## Short task
Pull out each line of the records holding the string "Service".

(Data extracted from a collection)
+ + + + + + +

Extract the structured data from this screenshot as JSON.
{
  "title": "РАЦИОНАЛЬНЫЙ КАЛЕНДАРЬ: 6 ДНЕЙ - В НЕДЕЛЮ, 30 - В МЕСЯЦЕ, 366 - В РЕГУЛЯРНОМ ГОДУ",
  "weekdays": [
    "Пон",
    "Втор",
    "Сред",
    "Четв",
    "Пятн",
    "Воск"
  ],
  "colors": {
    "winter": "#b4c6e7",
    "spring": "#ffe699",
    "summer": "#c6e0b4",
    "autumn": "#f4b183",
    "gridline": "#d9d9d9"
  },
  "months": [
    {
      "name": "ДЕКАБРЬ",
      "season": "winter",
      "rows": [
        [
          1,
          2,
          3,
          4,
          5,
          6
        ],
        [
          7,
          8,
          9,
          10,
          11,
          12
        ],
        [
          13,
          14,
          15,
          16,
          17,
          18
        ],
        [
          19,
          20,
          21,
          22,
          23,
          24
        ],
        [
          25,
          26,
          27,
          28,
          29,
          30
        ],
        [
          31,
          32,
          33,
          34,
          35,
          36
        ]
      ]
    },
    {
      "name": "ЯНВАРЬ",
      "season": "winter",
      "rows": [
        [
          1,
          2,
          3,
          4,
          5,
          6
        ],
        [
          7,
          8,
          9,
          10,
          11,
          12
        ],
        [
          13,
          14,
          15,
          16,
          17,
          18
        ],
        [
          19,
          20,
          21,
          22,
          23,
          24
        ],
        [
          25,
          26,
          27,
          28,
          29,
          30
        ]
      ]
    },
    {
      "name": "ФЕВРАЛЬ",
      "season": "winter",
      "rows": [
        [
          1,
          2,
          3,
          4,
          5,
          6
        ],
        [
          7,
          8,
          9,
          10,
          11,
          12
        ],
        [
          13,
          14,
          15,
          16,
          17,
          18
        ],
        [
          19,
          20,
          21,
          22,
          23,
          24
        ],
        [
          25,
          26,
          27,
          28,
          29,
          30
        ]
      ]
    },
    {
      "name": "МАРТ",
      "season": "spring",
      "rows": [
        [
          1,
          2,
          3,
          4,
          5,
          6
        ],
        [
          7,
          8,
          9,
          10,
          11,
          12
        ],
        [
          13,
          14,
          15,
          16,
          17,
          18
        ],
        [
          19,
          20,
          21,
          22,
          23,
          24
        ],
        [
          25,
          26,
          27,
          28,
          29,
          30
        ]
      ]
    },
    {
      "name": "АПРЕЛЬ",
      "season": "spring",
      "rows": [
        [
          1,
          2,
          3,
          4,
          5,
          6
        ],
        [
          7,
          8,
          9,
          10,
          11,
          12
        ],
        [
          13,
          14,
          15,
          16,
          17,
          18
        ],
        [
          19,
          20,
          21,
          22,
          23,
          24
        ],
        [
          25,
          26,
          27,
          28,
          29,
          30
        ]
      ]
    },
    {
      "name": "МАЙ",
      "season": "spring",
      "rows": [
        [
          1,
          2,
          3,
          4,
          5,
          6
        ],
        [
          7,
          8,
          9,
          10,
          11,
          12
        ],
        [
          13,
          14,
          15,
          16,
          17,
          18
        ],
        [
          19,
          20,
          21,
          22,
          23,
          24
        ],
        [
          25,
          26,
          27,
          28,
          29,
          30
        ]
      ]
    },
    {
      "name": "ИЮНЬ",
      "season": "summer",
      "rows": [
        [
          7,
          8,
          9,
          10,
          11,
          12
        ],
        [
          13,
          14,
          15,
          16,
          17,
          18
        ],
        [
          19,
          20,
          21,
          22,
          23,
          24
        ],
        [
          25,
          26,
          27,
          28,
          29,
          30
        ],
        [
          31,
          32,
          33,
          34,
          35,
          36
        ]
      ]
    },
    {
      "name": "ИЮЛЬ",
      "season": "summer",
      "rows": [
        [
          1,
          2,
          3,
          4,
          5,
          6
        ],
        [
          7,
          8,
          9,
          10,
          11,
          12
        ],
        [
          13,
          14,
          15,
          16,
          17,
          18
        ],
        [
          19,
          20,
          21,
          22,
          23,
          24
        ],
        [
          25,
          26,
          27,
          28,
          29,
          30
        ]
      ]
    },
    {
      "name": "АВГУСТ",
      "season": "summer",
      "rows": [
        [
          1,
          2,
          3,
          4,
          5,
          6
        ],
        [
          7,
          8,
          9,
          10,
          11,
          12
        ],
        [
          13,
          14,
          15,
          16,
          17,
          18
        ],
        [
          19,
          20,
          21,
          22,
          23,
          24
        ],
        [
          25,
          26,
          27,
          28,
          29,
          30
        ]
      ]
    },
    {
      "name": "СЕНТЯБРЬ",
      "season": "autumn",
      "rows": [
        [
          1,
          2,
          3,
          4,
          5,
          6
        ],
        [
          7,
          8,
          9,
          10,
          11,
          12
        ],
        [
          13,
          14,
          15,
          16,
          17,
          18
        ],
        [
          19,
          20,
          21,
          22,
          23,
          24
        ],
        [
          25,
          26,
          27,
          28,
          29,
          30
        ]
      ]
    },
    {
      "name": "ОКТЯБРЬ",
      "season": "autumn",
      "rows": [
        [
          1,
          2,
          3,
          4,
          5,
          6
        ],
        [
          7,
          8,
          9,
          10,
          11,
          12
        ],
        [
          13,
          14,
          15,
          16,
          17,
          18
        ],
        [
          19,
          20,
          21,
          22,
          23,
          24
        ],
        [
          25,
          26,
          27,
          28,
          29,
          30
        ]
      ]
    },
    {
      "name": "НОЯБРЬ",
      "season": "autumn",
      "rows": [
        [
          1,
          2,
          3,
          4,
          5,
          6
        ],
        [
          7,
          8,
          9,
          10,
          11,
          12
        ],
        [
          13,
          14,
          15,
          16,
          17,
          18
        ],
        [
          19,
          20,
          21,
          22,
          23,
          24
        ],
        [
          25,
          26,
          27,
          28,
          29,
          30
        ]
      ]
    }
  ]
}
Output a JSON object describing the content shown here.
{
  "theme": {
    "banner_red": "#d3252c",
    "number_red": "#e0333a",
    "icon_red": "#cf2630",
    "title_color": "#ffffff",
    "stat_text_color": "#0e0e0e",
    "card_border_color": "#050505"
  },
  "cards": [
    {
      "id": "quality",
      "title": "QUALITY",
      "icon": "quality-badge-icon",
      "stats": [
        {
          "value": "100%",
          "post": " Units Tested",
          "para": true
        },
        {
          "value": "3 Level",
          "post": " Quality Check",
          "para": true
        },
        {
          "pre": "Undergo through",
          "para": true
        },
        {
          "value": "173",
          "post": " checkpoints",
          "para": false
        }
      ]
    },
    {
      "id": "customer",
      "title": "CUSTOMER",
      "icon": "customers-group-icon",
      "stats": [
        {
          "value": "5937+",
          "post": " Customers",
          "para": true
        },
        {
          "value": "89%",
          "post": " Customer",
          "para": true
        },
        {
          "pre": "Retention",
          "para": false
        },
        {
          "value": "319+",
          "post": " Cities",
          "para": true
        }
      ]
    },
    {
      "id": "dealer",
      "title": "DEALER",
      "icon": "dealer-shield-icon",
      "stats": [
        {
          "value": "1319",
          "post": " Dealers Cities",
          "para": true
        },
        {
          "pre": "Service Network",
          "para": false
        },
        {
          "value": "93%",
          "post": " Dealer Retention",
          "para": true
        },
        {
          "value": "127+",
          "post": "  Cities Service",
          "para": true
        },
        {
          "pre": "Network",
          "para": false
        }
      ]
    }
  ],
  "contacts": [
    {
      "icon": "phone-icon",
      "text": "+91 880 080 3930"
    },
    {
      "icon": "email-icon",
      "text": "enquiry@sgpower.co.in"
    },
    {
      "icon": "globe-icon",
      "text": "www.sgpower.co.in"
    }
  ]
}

+ + + + + + +

## Solution for this problem
          "pre": "Service Network",
          "post": "  Cities Service",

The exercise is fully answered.